- WRITTEN PROBLEM: Determine how many lines include the word "Ambient", then give that number and nothing more.

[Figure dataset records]
○ ○ ○ ○ ○

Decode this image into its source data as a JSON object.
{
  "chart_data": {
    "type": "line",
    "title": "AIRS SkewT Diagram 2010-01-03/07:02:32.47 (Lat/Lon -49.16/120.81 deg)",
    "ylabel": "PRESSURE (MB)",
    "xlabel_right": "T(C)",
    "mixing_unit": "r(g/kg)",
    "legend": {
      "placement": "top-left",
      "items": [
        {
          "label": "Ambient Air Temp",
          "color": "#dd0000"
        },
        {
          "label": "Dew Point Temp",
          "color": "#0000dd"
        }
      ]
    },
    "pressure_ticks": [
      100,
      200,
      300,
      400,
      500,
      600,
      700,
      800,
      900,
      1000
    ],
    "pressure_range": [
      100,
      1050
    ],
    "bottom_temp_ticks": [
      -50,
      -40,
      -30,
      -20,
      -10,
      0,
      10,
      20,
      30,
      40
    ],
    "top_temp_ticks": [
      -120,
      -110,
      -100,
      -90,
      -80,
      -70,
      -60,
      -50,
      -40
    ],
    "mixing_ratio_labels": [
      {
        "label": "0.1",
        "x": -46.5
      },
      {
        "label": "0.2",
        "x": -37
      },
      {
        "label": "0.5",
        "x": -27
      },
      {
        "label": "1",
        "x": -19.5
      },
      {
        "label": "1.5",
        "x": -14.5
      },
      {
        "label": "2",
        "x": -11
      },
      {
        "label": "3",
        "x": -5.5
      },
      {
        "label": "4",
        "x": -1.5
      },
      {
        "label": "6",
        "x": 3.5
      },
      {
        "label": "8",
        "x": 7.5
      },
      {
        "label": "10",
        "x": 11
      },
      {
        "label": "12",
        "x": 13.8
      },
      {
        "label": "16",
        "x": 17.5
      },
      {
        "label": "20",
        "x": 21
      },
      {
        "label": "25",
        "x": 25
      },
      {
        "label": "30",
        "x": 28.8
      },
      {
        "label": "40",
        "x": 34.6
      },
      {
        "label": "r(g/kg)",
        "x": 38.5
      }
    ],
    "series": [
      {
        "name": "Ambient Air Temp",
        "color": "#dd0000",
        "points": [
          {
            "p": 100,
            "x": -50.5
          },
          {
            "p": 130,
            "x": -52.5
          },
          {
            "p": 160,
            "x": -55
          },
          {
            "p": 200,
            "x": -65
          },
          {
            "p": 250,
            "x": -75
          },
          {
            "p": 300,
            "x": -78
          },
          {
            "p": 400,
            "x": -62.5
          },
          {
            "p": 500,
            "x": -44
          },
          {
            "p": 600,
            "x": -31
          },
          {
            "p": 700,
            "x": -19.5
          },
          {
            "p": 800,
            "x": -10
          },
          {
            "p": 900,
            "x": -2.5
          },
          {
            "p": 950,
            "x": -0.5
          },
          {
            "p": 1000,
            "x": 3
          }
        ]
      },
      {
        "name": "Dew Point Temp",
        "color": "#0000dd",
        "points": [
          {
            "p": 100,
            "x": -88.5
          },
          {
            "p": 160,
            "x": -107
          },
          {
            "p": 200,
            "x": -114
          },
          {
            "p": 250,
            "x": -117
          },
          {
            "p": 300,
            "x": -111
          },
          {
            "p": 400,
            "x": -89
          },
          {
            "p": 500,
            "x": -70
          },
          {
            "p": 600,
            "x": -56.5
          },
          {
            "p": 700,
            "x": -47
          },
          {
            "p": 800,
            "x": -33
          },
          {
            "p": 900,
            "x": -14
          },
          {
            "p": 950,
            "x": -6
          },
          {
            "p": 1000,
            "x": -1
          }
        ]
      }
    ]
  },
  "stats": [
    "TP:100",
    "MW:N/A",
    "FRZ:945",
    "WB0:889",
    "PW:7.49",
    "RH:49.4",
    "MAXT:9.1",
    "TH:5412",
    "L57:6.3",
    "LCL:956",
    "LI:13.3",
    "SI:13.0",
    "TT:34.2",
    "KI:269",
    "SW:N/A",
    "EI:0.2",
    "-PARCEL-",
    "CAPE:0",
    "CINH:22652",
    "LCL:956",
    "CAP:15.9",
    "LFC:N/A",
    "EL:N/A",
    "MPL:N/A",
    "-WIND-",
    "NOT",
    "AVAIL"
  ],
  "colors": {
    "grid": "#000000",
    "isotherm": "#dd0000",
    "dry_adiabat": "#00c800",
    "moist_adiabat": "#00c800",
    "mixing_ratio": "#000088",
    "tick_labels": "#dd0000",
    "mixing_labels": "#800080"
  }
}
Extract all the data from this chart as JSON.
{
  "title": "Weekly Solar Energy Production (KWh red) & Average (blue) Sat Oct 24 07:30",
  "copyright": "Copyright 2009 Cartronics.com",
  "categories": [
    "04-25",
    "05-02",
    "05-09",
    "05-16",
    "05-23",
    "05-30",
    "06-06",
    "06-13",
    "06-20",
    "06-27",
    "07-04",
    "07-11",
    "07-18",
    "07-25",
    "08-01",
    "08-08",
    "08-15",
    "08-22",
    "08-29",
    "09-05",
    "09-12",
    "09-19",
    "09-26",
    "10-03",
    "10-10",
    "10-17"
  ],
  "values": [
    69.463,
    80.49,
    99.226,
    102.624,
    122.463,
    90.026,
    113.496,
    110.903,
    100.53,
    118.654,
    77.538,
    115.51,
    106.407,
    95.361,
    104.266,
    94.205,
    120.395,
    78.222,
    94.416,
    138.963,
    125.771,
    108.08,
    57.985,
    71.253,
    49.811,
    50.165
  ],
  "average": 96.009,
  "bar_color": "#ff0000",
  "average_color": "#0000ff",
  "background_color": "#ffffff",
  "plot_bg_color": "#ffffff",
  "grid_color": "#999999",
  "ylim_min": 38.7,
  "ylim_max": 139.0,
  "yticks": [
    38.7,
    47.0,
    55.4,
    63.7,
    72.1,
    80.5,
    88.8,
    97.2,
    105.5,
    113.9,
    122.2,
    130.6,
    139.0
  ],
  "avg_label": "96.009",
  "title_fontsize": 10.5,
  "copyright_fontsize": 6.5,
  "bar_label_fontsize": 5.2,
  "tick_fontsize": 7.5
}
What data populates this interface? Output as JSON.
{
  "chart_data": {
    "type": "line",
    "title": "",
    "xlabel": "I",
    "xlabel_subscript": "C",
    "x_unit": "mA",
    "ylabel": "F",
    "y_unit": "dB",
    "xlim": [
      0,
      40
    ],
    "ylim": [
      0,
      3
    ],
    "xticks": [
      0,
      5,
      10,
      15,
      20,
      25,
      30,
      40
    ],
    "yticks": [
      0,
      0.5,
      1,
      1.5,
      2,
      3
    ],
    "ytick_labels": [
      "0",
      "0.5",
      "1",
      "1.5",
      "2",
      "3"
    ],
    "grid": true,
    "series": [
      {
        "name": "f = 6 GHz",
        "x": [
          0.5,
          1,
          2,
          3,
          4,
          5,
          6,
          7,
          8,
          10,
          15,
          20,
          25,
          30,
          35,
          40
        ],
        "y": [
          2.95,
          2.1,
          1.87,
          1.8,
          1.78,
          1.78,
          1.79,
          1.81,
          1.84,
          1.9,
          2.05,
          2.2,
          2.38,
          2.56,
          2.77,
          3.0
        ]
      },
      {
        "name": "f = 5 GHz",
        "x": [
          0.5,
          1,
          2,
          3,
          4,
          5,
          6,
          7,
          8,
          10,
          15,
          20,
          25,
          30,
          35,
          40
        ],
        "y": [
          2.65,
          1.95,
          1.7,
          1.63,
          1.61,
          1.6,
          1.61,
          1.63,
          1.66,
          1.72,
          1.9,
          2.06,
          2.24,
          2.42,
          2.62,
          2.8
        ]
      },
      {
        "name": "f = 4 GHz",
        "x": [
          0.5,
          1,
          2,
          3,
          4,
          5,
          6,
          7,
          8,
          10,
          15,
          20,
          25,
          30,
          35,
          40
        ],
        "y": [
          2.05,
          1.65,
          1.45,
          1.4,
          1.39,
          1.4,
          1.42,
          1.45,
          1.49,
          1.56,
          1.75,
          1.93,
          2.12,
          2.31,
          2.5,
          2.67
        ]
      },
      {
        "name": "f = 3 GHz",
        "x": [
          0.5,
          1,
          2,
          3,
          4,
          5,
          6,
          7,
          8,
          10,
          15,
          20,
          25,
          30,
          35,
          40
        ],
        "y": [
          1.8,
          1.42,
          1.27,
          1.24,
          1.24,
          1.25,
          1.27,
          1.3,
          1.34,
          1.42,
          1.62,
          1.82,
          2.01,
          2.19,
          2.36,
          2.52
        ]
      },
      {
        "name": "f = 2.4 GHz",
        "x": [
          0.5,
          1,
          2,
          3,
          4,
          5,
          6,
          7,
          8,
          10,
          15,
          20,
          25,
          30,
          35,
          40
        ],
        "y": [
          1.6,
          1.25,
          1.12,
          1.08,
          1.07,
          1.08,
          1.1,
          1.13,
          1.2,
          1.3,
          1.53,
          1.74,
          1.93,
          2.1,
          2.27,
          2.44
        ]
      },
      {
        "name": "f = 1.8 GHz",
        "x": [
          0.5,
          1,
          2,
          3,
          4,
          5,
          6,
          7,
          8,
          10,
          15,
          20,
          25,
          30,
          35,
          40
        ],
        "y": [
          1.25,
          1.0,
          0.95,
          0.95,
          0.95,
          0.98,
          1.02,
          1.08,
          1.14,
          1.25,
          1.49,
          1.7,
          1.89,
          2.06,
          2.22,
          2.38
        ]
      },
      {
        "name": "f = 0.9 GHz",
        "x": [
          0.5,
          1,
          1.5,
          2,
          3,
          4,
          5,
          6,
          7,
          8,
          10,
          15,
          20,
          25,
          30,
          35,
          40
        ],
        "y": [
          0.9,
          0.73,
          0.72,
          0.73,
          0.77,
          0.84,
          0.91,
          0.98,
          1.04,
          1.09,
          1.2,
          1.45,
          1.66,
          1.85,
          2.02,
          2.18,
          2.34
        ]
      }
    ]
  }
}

○ ○ ○ ○ ○

- SOLUTION TO THE EXERCISE: 2